TO DO
[1] For the article on getting boosted before winter, decide whether each statement agrees with it: (a) the week to May 23 averaged 5884 reported COVID cases per day; (b) flu vaccinations prevent illness in up to nine in 10 healthy adults under 65; (c) Dr Bennett said boosters work best in the first month or two. Give yes or no for each, with the deciding words quoted from the article.
[2] Repeat word for word the part of the article on getting boosted before winter that runs from "Australians are being" to "hemisphere’s winter outbreaks.".

TEXT UNDER STUDY
-=-=-=-=-

Australians are being urged to get their booster shots, with COVID-19 and influenza cases rising as the country heads into winter.

The number of notifications of laboratory-confirmed influenza has increased across Australia in the first two weeks of May, and the week to May 23 saw an average of 5884 COVID cases reported per day – part of a steady daily increase since February.

With many Australians not going to the doctor to get officially tested for flu or COVID, the number of infections is likely to be much higher than reported.

Catherine Bennett, Deakin University’s chair in epidemiology, told The New Daily that Australia experienced a spike in flu and COVID cases in April, thanks to travellers importing the northern hemisphere’s winter outbreaks.

Now the country is heading towards an early winter peak.

Of most concern is the fact that people have decreased immunity to the flu after avoiding infection over the past few years, thanks to pandemic measures.

Get boosted to ride out the wave

Australians who haven’t had a COVID booster this year are also at higher risk of more severe symptoms if they catch the virus.

“The boosters don’t last forever. You get your best effect from them in the first month or two. And, of course, that’s going to take us into the depths of winter,” Dr Bennett said.

“So now’s the time; if eligible people are thinking about having a booster who haven’t had it, and then reaching that point six months since their last infection, it might help them get through winter less impacted by COVID.”

Australia has been successful in transitioning into living with COVID, aided by the large-scale hybrid immunity from people who have been vaccinated against COVID and have previously tested positive.

But the full effects of long COVID still aren’t known, and people who are immuno-compromised and over the age of 60 are strongly at risk of developing severe symptoms if they contract the virus.

Dr Bennett recommended that people who fall into one of these groups should pursue subsidised COVID anti-virals as soon as they start showing COVID symptoms.

How to avoid infection

Being mindful of your distance from others, wearing a mask on crowded public transport and in hospital settings, and airing out your home prior to and after receiving visitors are all methods that could help keep you virus-free this winter.

Although misinformation over vaccines still abounds, they provide a “remarkable” reduction in risk of infection, Dr Bennett said.

Analysis two months after a second dose of the Pfizer COVID vaccine found it was 95 per cent effective in preventing symptomatic laboratory-confirmed COVID, while flu vaccinations prevent illness in up to six in 10 healthy adults under the age of 65.

“People who just want to avoid an infection, or have more mild symptoms if they have an infection – now’s the time to think about [getting a booster],” Dr Bennett said.

“Because when you’re definitely seeing those case numbers rise, it’s the time [a booster] gives you that best protection for the next one to two months – that should see you through the other side of the wave.”

-=-=-=-=-

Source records

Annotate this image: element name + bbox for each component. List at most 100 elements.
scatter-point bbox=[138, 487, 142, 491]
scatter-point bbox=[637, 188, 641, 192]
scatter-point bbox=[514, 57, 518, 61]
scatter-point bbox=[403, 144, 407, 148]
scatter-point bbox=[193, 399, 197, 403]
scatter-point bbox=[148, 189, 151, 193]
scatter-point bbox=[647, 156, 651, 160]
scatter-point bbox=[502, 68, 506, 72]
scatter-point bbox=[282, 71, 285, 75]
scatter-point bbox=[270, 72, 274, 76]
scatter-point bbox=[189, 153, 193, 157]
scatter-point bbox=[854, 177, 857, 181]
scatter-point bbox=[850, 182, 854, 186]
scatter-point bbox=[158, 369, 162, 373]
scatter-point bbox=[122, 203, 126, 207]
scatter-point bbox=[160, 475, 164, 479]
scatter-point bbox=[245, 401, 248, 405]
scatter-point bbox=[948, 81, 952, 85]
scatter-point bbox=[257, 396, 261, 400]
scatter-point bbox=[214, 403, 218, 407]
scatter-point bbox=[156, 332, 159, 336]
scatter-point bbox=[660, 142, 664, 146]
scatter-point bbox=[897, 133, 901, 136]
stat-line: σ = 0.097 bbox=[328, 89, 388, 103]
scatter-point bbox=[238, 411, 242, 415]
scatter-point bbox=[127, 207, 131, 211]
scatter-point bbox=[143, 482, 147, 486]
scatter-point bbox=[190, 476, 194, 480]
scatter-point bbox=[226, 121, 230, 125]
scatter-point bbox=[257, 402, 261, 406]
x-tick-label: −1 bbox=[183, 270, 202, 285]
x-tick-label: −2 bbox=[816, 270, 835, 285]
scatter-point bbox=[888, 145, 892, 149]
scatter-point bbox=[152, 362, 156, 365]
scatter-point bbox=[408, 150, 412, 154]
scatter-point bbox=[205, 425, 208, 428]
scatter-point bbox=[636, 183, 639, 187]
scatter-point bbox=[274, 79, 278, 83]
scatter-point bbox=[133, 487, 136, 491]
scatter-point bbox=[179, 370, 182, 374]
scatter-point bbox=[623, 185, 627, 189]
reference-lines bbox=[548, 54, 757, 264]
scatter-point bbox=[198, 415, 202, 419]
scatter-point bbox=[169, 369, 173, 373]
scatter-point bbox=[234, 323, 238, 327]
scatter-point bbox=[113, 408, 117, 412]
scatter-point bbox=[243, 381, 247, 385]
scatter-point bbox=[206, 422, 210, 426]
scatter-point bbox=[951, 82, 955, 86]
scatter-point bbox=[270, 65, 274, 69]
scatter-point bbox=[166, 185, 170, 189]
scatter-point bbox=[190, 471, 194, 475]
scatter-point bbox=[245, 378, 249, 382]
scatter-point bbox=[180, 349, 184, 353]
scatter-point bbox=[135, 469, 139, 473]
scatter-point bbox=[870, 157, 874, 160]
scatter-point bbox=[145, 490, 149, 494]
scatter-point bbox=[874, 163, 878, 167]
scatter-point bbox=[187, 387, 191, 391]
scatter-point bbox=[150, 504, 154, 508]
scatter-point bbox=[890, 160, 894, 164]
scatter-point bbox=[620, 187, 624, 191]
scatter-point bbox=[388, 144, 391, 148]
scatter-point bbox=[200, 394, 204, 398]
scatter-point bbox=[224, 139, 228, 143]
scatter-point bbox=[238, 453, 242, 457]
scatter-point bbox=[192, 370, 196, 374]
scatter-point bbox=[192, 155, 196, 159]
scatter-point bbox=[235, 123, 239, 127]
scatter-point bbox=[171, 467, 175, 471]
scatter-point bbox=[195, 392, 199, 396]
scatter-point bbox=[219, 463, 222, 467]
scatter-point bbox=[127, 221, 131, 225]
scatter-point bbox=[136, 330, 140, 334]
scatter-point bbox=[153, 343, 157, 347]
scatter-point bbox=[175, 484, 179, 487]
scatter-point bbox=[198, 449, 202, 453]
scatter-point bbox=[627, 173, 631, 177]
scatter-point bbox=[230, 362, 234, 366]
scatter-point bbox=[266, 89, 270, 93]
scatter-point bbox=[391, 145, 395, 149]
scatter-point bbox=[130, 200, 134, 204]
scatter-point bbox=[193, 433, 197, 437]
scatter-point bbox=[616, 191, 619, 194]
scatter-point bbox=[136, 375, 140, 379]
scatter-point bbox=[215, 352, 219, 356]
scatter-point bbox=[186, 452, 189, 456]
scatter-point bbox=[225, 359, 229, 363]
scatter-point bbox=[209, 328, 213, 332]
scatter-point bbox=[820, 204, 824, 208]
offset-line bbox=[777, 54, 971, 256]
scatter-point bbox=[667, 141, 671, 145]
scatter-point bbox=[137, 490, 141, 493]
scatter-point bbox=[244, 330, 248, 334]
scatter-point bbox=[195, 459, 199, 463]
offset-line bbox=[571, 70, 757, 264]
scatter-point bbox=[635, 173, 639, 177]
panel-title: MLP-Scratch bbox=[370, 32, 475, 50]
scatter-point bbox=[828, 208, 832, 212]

-=-=-=-=-

ANSWERS FOR THE EXERCISE
[1]
(a) Yes: "the week to May 23 saw an average of 5884 COVID cases reported per day"
(b) No: "flu vaccinations prevent illness in up to six in 10 healthy adults under the age of 65"
(c) Yes: "You get your best effect from them in the first month or two."

[2]
Australians are being urged to get their booster shots, with COVID-19 and influenza cases rising as the country heads into winter.

The number of notifications of laboratory-confirmed influenza has increased across Australia in the first two weeks of May, and the week to May 23 saw an average of 5884 COVID cases reported per day – part of a steady daily increase since February.

With many Australians not going to the doctor to get officially tested for flu or COVID, the number of infections is likely to be much higher than reported.

Catherine Bennett, Deakin University’s chair in epidemiology, told The New Daily that Australia experienced a spike in flu and COVID cases in April, thanks to travellers importing the northern hemisphere’s winter outbreaks.